━━━━━ GIVEN DATA
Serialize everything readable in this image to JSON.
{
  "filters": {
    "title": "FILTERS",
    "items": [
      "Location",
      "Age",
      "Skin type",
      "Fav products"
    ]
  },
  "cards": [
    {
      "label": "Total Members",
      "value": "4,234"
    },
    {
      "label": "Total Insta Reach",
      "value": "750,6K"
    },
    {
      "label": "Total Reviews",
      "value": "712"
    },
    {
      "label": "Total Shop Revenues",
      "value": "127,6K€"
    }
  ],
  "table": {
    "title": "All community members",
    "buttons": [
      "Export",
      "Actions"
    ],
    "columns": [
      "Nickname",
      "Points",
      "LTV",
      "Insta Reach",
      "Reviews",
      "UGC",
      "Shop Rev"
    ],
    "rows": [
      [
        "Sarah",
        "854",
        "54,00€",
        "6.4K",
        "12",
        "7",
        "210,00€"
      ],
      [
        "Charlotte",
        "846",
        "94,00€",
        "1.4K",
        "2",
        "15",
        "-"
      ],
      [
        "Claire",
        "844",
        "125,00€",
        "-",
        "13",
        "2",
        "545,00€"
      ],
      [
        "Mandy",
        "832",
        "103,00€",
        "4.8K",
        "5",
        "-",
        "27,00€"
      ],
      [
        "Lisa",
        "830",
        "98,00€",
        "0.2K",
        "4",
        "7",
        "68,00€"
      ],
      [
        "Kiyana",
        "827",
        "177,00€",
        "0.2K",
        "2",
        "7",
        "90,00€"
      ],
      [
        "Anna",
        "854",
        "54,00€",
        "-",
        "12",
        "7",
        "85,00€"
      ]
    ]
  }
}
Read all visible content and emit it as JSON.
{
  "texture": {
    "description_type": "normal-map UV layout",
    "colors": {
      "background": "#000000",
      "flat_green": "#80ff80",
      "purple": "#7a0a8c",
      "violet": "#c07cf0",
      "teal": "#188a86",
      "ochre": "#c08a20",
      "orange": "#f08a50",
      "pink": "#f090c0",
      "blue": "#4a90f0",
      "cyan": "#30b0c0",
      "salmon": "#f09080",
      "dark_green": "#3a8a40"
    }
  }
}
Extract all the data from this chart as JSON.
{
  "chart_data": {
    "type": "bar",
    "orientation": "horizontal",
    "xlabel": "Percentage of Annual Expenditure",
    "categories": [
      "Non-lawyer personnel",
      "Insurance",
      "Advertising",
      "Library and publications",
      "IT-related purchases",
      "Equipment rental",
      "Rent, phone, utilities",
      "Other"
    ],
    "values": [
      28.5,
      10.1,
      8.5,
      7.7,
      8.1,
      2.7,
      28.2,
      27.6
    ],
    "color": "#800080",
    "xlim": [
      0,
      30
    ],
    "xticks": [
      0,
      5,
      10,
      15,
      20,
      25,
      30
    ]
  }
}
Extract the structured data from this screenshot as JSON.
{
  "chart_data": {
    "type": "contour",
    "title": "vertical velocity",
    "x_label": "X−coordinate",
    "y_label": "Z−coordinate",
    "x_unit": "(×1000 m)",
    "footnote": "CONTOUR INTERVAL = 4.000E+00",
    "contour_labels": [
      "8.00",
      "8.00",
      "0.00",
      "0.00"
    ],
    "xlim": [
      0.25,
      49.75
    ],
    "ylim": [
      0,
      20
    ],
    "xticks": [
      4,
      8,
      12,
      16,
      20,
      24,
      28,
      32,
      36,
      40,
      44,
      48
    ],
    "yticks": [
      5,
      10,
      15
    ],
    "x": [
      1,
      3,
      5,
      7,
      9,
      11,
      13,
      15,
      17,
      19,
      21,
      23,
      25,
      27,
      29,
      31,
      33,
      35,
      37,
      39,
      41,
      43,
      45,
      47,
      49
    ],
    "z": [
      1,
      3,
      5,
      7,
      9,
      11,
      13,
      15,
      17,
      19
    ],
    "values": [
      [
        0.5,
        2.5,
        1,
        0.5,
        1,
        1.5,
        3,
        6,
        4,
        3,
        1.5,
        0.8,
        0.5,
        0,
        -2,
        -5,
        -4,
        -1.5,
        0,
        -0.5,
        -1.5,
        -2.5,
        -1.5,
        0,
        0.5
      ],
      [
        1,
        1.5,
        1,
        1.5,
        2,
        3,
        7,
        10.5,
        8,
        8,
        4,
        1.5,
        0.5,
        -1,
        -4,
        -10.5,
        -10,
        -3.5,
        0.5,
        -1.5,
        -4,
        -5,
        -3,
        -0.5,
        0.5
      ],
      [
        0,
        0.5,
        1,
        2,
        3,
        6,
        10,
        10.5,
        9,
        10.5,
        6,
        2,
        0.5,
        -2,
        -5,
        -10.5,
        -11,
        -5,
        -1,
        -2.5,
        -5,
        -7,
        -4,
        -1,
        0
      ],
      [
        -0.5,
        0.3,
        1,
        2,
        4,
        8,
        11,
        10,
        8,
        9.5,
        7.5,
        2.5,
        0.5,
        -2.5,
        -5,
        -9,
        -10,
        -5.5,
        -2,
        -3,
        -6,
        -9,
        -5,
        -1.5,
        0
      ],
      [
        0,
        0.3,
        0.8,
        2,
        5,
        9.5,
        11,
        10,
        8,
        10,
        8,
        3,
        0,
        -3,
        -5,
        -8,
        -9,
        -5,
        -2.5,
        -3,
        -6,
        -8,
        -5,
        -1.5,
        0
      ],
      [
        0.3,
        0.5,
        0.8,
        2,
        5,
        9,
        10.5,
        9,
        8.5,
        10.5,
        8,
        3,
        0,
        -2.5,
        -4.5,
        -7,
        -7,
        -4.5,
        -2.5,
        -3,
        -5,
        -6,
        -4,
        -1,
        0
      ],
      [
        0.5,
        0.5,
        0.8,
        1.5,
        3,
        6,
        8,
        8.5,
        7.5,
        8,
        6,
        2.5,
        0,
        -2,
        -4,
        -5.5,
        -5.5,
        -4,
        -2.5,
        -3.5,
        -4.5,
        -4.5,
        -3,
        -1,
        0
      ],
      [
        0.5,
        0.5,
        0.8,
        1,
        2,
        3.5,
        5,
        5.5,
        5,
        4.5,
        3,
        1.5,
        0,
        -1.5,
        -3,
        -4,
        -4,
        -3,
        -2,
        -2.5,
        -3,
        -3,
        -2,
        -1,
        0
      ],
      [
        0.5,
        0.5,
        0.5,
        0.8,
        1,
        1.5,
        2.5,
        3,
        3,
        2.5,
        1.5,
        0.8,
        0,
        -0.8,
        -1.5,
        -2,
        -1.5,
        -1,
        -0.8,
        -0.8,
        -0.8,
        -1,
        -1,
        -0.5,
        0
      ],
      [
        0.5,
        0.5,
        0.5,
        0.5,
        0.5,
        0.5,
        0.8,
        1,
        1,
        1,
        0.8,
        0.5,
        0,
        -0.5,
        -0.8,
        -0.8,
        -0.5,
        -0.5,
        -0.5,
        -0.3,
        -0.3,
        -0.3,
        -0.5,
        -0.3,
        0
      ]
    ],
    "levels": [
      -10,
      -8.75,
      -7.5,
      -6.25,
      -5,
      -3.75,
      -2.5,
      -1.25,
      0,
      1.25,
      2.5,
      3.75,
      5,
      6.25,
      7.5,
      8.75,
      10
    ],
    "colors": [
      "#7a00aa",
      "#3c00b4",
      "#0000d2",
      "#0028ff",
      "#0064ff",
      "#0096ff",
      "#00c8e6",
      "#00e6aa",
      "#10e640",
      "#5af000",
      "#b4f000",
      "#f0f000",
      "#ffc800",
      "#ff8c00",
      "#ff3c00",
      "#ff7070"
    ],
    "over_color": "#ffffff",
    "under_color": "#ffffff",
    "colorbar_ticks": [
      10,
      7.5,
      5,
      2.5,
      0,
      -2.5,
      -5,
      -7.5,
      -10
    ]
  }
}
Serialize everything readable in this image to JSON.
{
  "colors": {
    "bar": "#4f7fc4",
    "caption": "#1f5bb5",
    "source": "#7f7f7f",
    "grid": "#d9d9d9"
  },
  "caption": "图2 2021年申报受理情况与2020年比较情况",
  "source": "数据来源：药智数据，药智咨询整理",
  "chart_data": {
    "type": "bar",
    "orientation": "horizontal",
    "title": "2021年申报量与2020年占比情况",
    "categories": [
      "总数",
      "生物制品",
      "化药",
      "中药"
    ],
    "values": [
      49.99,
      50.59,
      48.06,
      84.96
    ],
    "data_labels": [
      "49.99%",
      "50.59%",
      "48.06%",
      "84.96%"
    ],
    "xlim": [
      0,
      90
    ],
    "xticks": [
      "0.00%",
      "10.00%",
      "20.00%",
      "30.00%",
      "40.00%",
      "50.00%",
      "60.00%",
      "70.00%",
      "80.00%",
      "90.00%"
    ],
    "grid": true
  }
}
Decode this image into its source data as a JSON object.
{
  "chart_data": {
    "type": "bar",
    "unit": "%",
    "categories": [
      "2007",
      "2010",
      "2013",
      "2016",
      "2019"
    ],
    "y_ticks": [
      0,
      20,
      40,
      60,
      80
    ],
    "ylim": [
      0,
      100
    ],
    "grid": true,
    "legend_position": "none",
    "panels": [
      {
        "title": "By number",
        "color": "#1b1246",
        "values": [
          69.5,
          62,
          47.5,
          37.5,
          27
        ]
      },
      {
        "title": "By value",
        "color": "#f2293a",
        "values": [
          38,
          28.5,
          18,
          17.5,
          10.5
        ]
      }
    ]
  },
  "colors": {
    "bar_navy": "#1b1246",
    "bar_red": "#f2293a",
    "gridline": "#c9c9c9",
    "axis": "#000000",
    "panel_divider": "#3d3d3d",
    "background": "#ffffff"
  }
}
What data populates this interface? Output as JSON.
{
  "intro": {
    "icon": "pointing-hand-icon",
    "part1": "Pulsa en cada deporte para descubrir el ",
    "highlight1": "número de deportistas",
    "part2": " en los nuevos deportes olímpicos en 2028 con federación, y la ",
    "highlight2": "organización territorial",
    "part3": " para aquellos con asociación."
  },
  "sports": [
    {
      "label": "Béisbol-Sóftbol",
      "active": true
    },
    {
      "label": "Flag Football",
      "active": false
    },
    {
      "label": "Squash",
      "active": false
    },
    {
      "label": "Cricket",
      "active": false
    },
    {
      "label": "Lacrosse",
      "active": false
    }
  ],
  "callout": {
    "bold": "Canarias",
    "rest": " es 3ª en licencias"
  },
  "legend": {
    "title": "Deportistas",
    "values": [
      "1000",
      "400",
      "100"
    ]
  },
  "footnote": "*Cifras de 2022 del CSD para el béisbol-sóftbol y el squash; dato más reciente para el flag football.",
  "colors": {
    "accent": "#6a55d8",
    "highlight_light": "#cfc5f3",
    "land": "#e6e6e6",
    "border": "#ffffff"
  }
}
━━━━━━━━━━
- EXERCISE BRIEF: Extract all lines containing the word "source".

- EXERCISE RESPONSE:
    "source": "#7f7f7f",
  "source": "数据来源：药智数据，药智咨询整理",
Decode this image into its source data as a JSON object.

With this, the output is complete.